Aim: Each entry below should be written out exactly as it is, with no pictures.
═══
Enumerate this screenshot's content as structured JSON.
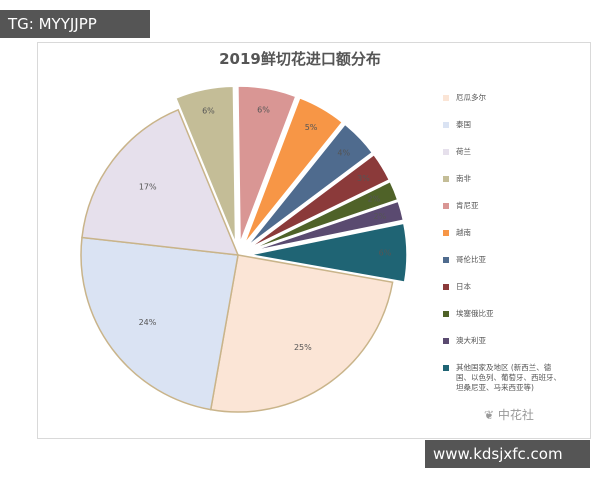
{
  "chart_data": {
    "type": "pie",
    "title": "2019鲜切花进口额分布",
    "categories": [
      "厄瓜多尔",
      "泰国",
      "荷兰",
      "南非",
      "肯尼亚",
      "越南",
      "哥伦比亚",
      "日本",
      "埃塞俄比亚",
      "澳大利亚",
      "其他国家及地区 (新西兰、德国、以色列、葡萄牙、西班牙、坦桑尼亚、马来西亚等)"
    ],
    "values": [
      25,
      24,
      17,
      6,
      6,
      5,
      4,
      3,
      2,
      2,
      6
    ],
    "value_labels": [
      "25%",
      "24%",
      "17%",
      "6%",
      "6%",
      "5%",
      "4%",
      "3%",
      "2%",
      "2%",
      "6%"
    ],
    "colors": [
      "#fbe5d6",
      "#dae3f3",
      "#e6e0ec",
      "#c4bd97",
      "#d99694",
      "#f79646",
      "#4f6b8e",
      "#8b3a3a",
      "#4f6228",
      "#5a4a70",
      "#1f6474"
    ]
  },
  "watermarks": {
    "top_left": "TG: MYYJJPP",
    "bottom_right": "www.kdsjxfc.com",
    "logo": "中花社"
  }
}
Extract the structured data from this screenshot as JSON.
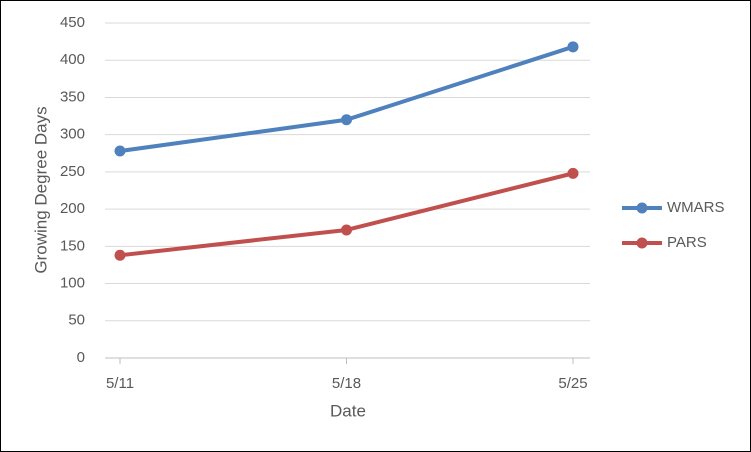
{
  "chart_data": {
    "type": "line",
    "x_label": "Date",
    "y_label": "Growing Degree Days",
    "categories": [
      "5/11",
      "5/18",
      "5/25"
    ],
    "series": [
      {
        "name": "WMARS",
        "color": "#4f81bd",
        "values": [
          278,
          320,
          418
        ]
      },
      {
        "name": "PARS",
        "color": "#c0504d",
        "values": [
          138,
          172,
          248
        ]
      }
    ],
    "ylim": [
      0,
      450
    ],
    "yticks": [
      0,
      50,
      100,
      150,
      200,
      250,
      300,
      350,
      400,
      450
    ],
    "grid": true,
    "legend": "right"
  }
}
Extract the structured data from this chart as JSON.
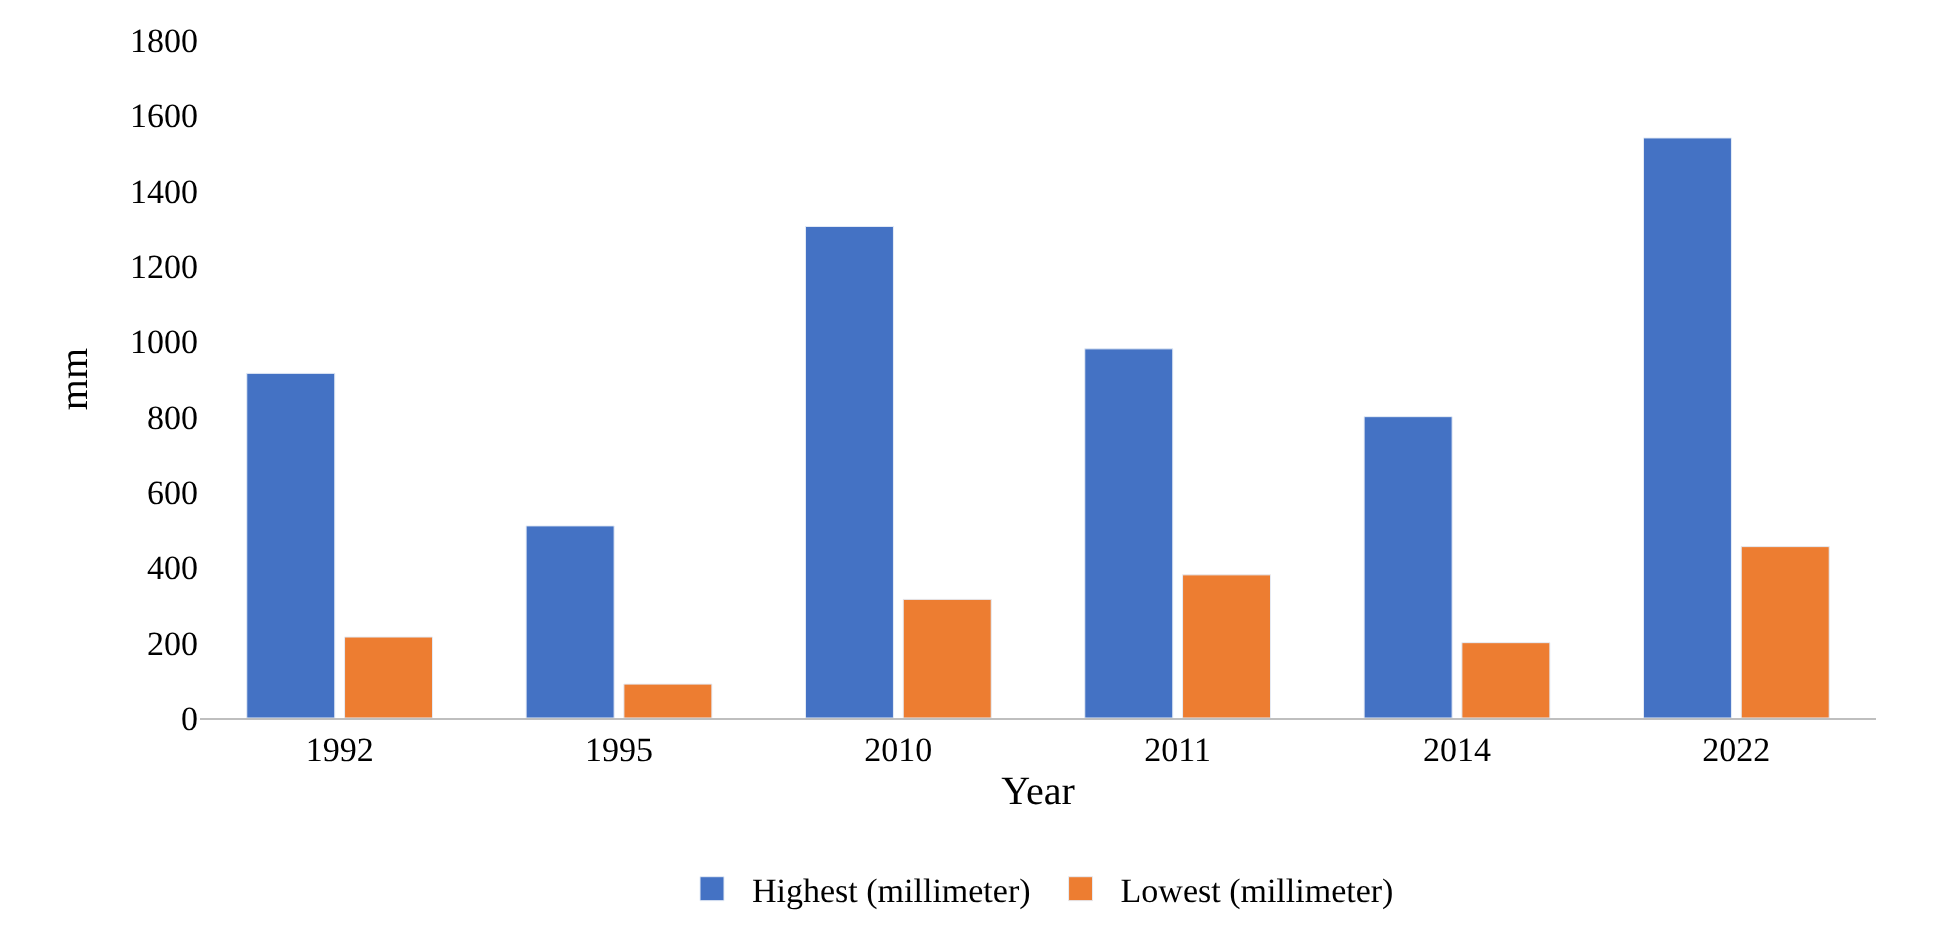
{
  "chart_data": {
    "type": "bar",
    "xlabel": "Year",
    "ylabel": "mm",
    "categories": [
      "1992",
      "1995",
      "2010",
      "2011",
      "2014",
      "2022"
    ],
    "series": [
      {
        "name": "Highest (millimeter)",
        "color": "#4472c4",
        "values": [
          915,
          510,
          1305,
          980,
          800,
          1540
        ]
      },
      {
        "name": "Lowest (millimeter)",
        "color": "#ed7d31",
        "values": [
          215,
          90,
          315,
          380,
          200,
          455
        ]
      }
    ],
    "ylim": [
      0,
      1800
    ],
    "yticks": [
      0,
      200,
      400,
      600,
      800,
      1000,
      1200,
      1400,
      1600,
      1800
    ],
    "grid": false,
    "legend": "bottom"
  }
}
═══
Output for this task:
Enumerate this screenshot's content as structured JSON.
{
  "chart_data": {
    "type": "pie",
    "title": "2019鲜切花进口额分布",
    "categories": [
      "厄瓜多尔",
      "泰国",
      "荷兰",
      "南非",
      "肯尼亚",
      "越南",
      "哥伦比亚",
      "日本",
      "埃塞俄比亚",
      "澳大利亚",
      "其他国家及地区 (新西兰、德国、以色列、葡萄牙、西班牙、坦桑尼亚、马来西亚等)"
    ],
    "values": [
      25,
      24,
      17,
      6,
      6,
      5,
      4,
      3,
      2,
      2,
      6
    ],
    "value_labels": [
      "25%",
      "24%",
      "17%",
      "6%",
      "6%",
      "5%",
      "4%",
      "3%",
      "2%",
      "2%",
      "6%"
    ],
    "colors": [
      "#fbe5d6",
      "#dae3f3",
      "#e6e0ec",
      "#c4bd97",
      "#d99694",
      "#f79646",
      "#4f6b8e",
      "#8b3a3a",
      "#4f6228",
      "#5a4a70",
      "#1f6474"
    ]
  },
  "watermarks": {
    "top_left": "TG: MYYJJPP",
    "bottom_right": "www.kdsjxfc.com",
    "logo": "中花社"
  }
}
Extract the structured data from this screenshot as JSON.
{
  "chart_data": {
    "type": "line",
    "x_label": "Date",
    "y_label": "Growing Degree Days",
    "categories": [
      "5/11",
      "5/18",
      "5/25"
    ],
    "series": [
      {
        "name": "WMARS",
        "color": "#4f81bd",
        "values": [
          278,
          320,
          418
        ]
      },
      {
        "name": "PARS",
        "color": "#c0504d",
        "values": [
          138,
          172,
          248
        ]
      }
    ],
    "ylim": [
      0,
      450
    ],
    "yticks": [
      0,
      50,
      100,
      150,
      200,
      250,
      300,
      350,
      400,
      450
    ],
    "grid": true,
    "legend": "right"
  }
}
Extract the structured data from this chart as JSON.
{
  "chart_data": {
    "type": "bar",
    "xlabel": "Year",
    "ylabel": "mm",
    "categories": [
      "1992",
      "1995",
      "2010",
      "2011",
      "2014",
      "2022"
    ],
    "series": [
      {
        "name": "Highest (millimeter)",
        "color": "#4472c4",
        "values": [
          915,
          510,
          1305,
          980,
          800,
          1540
        ]
      },
      {
        "name": "Lowest (millimeter)",
        "color": "#ed7d31",
        "values": [
          215,
          90,
          315,
          380,
          200,
          455
        ]
      }
    ],
    "ylim": [
      0,
      1800
    ],
    "yticks": [
      0,
      200,
      400,
      600,
      800,
      1000,
      1200,
      1400,
      1600,
      1800
    ],
    "grid": false,
    "legend": "bottom"
  }
}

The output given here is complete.